## TASK DESCRIPTION:
From the entries below, copy every line that holds the word "JSON".

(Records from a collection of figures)
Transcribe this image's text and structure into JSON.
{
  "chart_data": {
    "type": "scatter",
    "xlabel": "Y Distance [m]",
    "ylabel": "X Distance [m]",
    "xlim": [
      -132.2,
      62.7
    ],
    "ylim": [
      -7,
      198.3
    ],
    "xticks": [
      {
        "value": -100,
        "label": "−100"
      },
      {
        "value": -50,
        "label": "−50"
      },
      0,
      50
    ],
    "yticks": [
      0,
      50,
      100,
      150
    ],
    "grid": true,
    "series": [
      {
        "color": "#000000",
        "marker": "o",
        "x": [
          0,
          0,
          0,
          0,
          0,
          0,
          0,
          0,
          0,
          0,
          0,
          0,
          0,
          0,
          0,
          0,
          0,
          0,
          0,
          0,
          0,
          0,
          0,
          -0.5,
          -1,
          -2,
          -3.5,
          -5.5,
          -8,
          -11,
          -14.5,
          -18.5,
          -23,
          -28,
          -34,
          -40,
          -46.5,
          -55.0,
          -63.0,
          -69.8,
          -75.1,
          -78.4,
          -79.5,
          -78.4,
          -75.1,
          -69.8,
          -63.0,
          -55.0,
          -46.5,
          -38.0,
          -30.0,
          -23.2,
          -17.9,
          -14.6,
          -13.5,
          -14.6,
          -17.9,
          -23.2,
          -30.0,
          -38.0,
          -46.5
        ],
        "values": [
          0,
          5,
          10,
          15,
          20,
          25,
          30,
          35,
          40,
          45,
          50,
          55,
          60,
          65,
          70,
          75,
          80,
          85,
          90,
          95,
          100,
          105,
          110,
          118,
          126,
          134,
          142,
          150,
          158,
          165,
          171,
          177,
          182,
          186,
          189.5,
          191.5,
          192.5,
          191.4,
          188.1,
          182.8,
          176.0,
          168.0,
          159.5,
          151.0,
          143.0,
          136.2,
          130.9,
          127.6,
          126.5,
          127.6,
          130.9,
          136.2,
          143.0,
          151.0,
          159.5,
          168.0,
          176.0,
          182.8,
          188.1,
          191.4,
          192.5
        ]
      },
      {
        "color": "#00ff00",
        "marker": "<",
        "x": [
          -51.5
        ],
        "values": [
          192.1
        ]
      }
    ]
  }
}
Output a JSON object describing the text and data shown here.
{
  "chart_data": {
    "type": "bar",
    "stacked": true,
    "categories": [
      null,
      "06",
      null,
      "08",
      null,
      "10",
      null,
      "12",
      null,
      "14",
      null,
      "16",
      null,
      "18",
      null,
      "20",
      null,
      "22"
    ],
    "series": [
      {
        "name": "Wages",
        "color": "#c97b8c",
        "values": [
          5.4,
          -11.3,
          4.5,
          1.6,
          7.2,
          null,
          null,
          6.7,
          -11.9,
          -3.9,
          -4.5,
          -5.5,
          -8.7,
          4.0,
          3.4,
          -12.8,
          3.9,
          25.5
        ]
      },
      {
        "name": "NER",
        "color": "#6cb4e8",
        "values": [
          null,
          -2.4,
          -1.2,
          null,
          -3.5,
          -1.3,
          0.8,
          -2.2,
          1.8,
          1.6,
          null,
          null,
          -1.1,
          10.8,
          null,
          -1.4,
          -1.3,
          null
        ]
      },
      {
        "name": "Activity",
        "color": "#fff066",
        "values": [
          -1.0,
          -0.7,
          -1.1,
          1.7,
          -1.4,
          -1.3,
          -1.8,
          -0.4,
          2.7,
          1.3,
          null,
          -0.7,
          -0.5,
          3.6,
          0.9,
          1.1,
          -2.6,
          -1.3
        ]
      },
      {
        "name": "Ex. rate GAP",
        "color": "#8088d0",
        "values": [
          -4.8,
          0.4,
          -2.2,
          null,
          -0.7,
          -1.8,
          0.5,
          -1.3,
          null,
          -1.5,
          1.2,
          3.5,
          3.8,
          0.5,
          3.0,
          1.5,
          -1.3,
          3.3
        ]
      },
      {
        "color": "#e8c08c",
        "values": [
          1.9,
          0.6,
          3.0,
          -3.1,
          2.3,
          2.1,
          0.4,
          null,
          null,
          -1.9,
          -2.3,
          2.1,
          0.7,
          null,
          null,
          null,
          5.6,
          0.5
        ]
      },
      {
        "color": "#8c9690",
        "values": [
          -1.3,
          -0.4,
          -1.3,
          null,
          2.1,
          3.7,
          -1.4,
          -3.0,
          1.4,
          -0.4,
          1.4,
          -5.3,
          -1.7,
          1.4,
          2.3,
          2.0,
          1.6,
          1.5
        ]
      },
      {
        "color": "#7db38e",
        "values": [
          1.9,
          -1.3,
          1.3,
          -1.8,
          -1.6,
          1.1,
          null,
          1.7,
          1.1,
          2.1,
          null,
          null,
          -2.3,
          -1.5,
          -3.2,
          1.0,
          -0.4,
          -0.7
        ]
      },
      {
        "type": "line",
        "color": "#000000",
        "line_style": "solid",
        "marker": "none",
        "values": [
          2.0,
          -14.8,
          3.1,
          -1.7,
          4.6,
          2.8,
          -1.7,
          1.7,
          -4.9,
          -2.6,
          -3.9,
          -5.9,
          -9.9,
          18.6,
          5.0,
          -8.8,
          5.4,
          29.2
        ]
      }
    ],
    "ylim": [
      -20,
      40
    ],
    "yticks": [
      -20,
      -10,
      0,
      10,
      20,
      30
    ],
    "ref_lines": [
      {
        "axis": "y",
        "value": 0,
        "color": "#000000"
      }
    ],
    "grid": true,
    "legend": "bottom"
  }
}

## TASK ANSWER:
Transcribe this image's text and structure into JSON.
Output a JSON object describing the text and data shown here.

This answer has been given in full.